** begin RECORDS SUPPLIED **

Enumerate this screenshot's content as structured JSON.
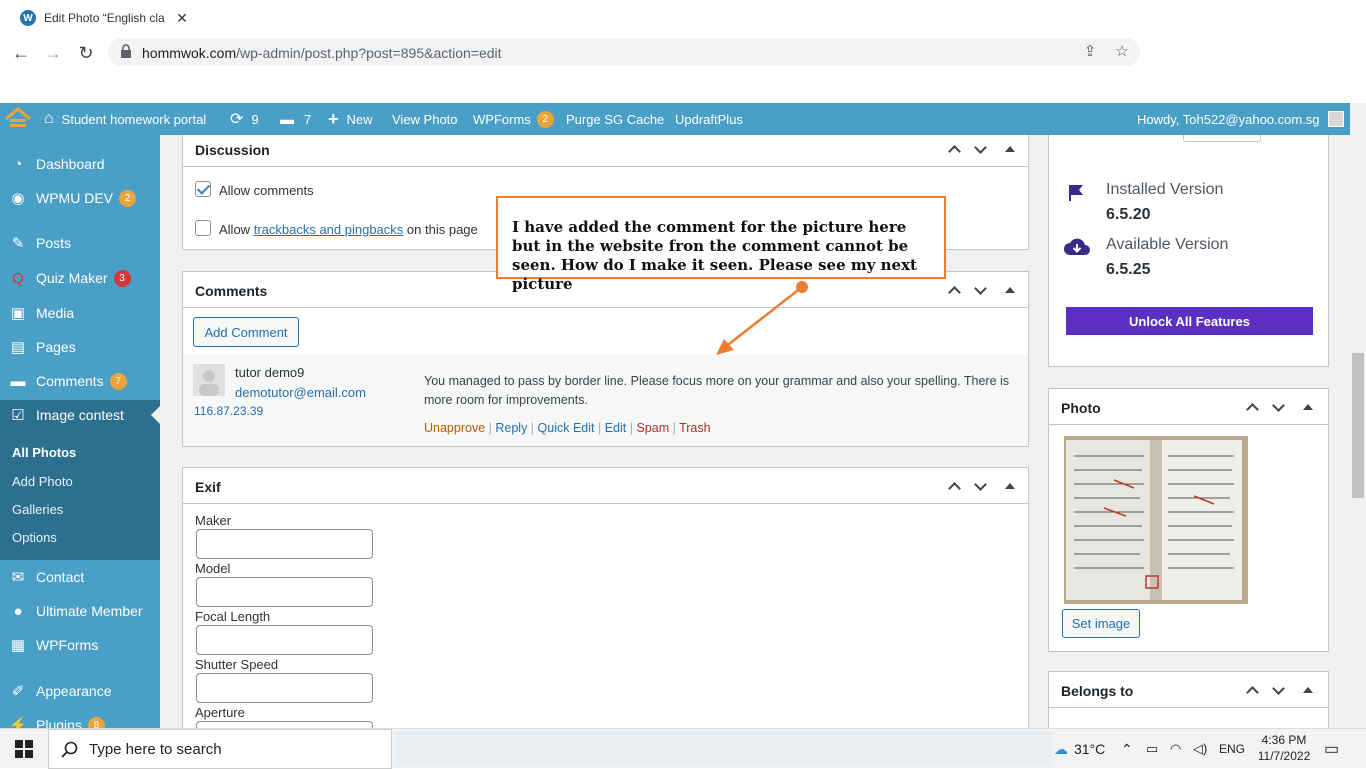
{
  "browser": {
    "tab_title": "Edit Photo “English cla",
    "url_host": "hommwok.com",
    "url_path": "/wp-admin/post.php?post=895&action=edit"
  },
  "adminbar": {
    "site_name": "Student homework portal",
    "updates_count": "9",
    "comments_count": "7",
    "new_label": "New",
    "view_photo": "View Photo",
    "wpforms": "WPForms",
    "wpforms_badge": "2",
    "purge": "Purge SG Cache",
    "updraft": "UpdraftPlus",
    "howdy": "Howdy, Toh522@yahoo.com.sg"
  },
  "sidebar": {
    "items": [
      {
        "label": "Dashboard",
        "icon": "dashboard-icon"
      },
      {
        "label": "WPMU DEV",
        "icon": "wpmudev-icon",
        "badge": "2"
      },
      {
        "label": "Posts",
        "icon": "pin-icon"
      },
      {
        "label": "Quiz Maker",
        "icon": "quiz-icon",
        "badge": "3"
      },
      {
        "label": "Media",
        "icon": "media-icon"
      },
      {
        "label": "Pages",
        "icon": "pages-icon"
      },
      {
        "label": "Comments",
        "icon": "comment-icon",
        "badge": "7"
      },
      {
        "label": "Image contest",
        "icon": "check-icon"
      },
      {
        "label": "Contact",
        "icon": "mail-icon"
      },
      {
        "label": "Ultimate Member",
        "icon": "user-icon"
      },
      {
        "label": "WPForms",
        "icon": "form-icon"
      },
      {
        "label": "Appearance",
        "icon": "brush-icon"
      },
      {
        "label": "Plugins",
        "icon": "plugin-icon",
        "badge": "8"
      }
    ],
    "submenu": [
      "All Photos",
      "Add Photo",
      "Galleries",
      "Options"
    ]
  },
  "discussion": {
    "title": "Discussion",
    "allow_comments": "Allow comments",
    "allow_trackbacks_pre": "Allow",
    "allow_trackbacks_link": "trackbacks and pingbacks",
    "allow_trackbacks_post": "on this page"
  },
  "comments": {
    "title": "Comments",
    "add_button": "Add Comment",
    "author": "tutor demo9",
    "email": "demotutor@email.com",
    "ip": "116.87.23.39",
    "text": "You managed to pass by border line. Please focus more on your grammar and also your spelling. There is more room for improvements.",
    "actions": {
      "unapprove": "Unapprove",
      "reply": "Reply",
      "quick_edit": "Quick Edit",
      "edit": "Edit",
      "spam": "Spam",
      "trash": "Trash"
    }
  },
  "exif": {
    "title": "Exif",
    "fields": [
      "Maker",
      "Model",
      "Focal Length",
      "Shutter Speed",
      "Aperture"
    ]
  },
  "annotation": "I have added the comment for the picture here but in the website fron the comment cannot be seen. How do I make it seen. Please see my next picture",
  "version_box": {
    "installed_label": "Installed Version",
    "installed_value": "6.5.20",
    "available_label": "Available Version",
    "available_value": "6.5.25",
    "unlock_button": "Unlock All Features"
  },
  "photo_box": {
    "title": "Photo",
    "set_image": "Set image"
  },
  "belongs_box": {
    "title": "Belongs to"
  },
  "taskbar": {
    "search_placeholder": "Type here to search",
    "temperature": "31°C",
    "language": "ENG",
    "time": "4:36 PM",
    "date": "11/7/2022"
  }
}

** end RECORDS SUPPLIED **
** begin RECORDS SUPPLIED **

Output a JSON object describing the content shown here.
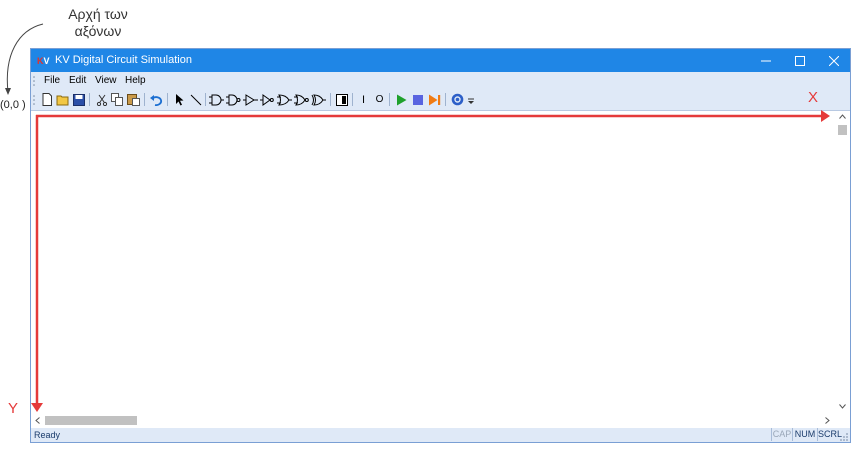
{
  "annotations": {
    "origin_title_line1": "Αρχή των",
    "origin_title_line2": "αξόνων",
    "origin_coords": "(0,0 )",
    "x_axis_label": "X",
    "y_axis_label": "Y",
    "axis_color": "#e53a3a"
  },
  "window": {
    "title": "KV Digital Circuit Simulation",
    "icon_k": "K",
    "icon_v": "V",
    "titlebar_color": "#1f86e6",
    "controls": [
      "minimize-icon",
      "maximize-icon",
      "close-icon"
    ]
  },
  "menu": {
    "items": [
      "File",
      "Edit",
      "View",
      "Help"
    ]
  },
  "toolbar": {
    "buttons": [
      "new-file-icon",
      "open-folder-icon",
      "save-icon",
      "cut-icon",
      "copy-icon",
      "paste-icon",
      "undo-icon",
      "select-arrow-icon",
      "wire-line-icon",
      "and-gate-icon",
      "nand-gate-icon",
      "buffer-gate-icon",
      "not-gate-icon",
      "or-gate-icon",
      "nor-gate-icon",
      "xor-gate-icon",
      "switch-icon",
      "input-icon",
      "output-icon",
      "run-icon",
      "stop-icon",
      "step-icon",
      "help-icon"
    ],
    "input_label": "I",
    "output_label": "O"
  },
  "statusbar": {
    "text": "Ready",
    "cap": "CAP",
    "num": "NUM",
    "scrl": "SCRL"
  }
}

** end RECORDS SUPPLIED **

GOAL:
Locate the lines above that hold the word "gate". Show every one of them.

SOLUTION BELOW:
      "and-gate-icon",
      "nand-gate-icon",
      "buffer-gate-icon",
      "not-gate-icon",
      "or-gate-icon",
      "nor-gate-icon",
      "xor-gate-icon",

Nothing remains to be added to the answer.